__Exercise instructions__
Copy the data verbatim, starting at the first line and ending at the line containing "y-tick-label: 4: [157, 505, 170, 529]", including both of those lines.

__Supplied data__
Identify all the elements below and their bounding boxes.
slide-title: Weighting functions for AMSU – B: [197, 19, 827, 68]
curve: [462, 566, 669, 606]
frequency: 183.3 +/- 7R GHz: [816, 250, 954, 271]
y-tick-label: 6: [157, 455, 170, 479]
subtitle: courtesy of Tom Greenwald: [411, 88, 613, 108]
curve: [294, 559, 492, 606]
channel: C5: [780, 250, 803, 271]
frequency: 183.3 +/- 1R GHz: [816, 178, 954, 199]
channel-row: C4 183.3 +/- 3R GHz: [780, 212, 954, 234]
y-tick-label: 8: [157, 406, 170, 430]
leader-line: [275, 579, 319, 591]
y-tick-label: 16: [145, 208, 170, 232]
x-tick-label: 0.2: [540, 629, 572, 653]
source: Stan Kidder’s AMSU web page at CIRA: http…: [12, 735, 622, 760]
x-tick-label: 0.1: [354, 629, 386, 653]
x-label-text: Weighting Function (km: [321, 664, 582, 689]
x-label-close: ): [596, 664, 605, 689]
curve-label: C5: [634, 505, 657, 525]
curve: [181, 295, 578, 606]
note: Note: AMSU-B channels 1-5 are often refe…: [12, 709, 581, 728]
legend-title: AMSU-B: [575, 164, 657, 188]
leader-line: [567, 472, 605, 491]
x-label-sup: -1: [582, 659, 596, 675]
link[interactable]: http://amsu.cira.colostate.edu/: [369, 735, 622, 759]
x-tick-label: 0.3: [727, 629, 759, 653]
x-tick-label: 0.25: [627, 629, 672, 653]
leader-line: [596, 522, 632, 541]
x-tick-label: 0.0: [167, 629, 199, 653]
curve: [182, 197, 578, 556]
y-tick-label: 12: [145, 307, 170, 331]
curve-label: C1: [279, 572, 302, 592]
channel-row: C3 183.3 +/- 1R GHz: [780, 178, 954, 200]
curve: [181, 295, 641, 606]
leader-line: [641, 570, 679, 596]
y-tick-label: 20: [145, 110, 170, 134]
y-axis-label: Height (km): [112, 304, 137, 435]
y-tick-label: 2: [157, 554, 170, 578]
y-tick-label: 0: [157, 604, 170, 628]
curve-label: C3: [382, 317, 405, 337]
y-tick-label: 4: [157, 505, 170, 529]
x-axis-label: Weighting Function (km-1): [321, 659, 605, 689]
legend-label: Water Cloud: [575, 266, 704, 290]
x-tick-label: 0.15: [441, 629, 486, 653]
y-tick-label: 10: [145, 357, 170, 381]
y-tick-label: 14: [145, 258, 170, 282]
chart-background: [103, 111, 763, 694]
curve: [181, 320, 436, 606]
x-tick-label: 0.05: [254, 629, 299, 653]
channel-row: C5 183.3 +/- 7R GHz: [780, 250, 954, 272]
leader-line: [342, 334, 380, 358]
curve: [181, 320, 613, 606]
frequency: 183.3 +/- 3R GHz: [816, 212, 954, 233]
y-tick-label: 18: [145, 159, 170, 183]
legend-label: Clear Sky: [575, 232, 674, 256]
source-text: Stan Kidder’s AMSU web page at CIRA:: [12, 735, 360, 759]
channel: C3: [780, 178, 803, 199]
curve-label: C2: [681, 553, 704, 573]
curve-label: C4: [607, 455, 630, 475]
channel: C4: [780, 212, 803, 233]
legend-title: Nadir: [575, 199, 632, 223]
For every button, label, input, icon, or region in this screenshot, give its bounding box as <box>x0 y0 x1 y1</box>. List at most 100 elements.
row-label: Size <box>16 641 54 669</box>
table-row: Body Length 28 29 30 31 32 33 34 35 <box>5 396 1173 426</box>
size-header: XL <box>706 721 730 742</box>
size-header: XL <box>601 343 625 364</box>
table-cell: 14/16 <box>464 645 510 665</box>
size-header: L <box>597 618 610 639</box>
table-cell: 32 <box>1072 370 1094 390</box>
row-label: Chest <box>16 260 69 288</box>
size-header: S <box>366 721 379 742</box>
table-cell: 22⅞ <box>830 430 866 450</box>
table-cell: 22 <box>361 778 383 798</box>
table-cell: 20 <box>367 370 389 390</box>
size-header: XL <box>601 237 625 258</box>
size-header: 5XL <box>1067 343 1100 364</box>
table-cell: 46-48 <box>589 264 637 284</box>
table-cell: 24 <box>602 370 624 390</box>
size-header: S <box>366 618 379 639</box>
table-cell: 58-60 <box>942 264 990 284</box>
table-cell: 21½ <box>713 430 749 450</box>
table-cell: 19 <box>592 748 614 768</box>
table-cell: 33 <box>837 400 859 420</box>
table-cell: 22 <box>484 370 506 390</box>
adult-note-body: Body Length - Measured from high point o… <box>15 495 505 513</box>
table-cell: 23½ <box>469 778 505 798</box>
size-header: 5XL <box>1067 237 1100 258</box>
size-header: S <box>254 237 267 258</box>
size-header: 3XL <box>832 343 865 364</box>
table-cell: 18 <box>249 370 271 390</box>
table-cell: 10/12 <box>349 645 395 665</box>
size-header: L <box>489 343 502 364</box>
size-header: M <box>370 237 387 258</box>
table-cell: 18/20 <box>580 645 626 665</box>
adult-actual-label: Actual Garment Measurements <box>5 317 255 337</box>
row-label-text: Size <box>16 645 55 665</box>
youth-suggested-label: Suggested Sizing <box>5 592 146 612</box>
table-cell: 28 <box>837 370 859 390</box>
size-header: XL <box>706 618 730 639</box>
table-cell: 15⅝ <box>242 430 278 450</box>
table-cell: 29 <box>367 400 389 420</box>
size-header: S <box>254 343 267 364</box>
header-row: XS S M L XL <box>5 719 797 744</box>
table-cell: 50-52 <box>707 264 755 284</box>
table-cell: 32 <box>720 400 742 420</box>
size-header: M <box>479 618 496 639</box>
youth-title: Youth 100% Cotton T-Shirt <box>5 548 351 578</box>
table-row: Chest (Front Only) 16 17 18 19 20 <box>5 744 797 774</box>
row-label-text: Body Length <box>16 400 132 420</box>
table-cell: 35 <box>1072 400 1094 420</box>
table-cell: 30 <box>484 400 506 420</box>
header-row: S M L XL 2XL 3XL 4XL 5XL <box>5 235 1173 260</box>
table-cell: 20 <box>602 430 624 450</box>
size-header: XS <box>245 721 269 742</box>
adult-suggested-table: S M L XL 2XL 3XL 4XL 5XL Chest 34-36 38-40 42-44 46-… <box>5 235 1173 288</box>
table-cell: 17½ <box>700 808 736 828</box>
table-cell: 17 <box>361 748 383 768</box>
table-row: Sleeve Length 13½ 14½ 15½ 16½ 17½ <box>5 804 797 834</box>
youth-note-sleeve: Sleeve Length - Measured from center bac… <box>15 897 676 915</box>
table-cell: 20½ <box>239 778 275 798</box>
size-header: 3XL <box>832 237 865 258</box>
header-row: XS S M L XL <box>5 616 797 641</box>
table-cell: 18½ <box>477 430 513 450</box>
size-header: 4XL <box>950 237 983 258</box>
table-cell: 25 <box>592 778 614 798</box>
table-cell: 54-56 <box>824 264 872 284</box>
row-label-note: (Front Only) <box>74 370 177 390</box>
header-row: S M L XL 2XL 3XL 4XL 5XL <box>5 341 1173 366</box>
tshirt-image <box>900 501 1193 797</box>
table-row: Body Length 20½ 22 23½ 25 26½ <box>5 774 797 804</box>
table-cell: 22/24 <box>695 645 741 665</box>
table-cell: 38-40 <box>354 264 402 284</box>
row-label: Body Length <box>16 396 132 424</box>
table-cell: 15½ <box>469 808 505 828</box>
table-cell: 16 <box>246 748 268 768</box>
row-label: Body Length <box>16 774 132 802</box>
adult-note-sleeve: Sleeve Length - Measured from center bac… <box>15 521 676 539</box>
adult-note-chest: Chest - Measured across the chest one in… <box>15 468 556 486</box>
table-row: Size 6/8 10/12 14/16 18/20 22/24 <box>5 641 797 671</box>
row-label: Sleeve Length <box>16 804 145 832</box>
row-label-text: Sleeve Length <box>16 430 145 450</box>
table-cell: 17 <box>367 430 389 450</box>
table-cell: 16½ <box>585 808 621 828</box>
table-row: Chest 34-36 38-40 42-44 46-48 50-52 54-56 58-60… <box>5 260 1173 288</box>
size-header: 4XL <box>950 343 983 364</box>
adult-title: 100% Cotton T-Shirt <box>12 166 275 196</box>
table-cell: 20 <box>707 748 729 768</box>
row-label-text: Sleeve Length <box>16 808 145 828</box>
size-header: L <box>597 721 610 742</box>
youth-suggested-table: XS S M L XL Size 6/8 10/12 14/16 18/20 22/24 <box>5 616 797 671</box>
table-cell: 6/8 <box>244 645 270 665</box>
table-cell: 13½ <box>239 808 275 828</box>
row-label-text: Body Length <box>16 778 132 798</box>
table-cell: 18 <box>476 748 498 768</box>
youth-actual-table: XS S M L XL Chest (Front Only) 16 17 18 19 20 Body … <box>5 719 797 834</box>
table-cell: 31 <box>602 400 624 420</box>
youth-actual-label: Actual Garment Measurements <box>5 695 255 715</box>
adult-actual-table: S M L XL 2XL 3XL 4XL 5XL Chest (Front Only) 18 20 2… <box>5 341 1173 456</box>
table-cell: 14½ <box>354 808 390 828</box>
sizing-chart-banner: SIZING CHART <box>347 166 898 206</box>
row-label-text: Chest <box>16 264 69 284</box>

__The result__
Identify all the elements below and their bounding boxes.
slide-title: Weighting functions for AMSU – B: [197, 19, 827, 68]
curve: [462, 566, 669, 606]
frequency: 183.3 +/- 7R GHz: [816, 250, 954, 271]
y-tick-label: 6: [157, 455, 170, 479]
subtitle: courtesy of Tom Greenwald: [411, 88, 613, 108]
curve: [294, 559, 492, 606]
channel: C5: [780, 250, 803, 271]
frequency: 183.3 +/- 1R GHz: [816, 178, 954, 199]
channel-row: C4 183.3 +/- 3R GHz: [780, 212, 954, 234]
y-tick-label: 8: [157, 406, 170, 430]
leader-line: [275, 579, 319, 591]
y-tick-label: 16: [145, 208, 170, 232]
x-tick-label: 0.2: [540, 629, 572, 653]
source: Stan Kidder’s AMSU web page at CIRA: http…: [12, 735, 622, 760]
x-tick-label: 0.1: [354, 629, 386, 653]
x-label-text: Weighting Function (km: [321, 664, 582, 689]
x-label-close: ): [596, 664, 605, 689]
curve-label: C5: [634, 505, 657, 525]
curve: [181, 295, 578, 606]
note: Note: AMSU-B channels 1-5 are often refe…: [12, 709, 581, 728]
legend-title: AMSU-B: [575, 164, 657, 188]
leader-line: [567, 472, 605, 491]
x-label-sup: -1: [582, 659, 596, 675]
link[interactable]: http://amsu.cira.colostate.edu/: [369, 735, 622, 759]
x-tick-label: 0.3: [727, 629, 759, 653]
x-tick-label: 0.25: [627, 629, 672, 653]
leader-line: [596, 522, 632, 541]
x-tick-label: 0.0: [167, 629, 199, 653]
curve: [182, 197, 578, 556]
y-tick-label: 12: [145, 307, 170, 331]
curve-label: C1: [279, 572, 302, 592]
channel-row: C3 183.3 +/- 1R GHz: [780, 178, 954, 200]
curve: [181, 295, 641, 606]
leader-line: [641, 570, 679, 596]
y-tick-label: 20: [145, 110, 170, 134]
y-axis-label: Height (km): [112, 304, 137, 435]
y-tick-label: 2: [157, 554, 170, 578]
y-tick-label: 0: [157, 604, 170, 628]
curve-label: C3: [382, 317, 405, 337]
y-tick-label: 4: [157, 505, 170, 529]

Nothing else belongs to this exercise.